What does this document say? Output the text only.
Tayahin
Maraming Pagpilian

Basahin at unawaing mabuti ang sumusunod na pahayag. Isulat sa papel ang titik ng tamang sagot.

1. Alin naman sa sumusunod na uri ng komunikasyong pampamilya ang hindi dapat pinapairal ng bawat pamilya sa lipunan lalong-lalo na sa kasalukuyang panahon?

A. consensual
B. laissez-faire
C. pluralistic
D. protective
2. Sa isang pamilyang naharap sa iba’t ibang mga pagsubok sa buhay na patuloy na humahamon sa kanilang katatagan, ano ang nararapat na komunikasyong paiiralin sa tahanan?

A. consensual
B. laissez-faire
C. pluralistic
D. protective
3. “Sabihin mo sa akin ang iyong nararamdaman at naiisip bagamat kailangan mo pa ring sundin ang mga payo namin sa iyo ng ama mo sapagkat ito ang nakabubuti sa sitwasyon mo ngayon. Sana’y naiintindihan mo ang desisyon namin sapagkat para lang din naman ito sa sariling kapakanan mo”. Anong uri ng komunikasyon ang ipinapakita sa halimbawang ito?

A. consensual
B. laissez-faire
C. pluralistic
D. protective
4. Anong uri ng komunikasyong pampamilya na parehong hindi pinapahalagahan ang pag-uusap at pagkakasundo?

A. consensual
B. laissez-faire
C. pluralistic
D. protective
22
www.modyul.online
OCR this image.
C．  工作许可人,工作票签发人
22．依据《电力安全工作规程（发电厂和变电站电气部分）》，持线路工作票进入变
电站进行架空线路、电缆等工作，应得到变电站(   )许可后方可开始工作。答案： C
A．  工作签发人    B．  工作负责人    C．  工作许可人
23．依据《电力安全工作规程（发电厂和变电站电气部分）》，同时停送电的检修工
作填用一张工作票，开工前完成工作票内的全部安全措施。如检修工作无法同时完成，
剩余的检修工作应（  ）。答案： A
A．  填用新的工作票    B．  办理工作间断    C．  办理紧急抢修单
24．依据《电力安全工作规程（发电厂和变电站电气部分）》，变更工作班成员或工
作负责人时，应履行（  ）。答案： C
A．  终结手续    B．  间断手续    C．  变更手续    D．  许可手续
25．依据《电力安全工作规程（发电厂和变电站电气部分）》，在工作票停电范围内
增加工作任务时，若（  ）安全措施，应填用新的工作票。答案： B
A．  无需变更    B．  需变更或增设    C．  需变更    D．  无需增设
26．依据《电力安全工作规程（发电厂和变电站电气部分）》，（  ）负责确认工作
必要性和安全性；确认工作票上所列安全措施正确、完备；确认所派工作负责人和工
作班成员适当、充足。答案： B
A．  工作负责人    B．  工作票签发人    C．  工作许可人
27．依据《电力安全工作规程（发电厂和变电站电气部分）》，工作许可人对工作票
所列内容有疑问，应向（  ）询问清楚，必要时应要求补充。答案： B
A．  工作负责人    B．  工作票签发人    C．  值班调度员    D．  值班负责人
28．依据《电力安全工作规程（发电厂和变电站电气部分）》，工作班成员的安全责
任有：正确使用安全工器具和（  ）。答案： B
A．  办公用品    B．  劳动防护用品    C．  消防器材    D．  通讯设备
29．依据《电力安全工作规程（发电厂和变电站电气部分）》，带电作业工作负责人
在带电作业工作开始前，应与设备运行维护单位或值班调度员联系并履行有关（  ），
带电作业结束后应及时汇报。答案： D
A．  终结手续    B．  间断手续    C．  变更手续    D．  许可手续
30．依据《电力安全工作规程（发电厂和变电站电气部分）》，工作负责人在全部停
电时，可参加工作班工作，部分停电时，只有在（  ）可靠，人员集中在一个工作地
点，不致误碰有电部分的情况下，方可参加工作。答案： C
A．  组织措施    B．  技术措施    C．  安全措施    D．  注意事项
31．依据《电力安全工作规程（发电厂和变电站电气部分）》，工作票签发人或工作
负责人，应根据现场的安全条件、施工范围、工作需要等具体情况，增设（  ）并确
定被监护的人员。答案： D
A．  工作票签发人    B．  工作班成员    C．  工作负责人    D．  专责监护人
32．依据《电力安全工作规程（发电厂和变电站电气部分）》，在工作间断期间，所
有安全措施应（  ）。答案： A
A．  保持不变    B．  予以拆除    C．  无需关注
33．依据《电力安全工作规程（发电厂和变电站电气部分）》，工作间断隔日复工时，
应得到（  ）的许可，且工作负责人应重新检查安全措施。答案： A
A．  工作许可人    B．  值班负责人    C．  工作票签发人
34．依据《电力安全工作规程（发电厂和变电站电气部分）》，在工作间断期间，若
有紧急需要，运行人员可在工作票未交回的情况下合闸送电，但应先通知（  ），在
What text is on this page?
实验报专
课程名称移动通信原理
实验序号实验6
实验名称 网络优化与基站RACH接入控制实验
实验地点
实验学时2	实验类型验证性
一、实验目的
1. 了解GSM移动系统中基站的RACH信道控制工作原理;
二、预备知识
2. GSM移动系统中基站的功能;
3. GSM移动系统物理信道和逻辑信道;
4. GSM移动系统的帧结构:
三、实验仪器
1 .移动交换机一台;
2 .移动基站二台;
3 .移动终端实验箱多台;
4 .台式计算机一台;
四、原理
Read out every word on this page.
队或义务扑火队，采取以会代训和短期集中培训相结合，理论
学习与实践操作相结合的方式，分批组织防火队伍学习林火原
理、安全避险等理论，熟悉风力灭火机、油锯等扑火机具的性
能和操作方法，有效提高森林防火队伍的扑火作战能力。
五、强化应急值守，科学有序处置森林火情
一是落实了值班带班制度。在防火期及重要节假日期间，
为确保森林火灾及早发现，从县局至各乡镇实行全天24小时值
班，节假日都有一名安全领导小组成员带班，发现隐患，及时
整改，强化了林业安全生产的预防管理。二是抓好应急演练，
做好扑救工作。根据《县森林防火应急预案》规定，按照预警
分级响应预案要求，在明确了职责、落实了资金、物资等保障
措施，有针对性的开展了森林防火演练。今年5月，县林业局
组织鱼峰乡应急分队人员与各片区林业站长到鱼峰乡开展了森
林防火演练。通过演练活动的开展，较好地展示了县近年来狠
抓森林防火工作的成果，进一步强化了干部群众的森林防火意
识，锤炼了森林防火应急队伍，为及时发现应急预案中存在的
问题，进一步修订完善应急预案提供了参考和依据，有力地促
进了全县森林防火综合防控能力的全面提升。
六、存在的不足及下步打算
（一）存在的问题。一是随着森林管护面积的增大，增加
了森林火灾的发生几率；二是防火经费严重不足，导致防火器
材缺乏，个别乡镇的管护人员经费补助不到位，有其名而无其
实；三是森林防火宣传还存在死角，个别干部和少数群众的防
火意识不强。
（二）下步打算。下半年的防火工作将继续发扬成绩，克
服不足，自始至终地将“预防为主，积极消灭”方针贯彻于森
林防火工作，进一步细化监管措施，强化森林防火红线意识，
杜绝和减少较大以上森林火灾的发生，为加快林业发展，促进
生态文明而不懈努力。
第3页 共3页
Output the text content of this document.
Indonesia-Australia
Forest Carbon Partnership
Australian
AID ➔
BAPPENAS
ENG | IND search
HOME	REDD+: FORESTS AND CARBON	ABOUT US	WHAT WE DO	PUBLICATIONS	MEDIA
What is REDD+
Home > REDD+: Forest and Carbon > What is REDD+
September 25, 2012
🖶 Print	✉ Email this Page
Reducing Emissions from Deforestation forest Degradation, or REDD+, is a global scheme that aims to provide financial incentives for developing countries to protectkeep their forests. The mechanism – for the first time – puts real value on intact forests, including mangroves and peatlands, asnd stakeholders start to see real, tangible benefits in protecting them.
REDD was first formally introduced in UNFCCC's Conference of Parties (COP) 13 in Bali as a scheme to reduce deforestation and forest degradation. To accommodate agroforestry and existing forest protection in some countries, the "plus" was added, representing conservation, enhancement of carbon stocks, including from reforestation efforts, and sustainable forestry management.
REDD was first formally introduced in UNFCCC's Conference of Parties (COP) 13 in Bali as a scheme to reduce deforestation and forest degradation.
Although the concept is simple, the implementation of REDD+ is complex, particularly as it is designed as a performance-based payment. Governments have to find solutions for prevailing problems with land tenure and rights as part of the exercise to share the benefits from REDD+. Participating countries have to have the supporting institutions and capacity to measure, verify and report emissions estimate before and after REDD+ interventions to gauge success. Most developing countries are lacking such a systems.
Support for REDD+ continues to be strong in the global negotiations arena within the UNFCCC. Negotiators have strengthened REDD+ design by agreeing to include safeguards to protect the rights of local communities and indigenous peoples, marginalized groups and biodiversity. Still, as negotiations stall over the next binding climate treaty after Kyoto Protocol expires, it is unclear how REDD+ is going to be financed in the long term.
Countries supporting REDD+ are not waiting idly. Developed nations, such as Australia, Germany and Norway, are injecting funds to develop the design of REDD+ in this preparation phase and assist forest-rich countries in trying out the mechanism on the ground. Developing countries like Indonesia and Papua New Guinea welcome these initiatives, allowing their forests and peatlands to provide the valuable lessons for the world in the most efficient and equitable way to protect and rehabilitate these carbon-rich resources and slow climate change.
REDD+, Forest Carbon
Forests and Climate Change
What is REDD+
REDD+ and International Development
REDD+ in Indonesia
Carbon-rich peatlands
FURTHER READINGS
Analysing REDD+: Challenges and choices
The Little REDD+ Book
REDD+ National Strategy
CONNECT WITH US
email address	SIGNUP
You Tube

■ ■ ■ ■ ■

▶ [Objective] Gather each line in these records that contains the string "introduced".

▶ [Full answer]
REDD was first formally introduced in UNFCCC's Conference of Parties (COP) 13 in Bali as a scheme to reduce deforestation and forest degradation. To accommodate agroforestry and existing forest protection in some countries, the "plus" was added, representing conservation, enhancement of carbon stocks, including from reforestation efforts, and sustainable forestry management.
REDD was first formally introduced in UNFCCC's Conference of Parties (COP) 13 in Bali as a scheme to reduce deforestation and forest degradation.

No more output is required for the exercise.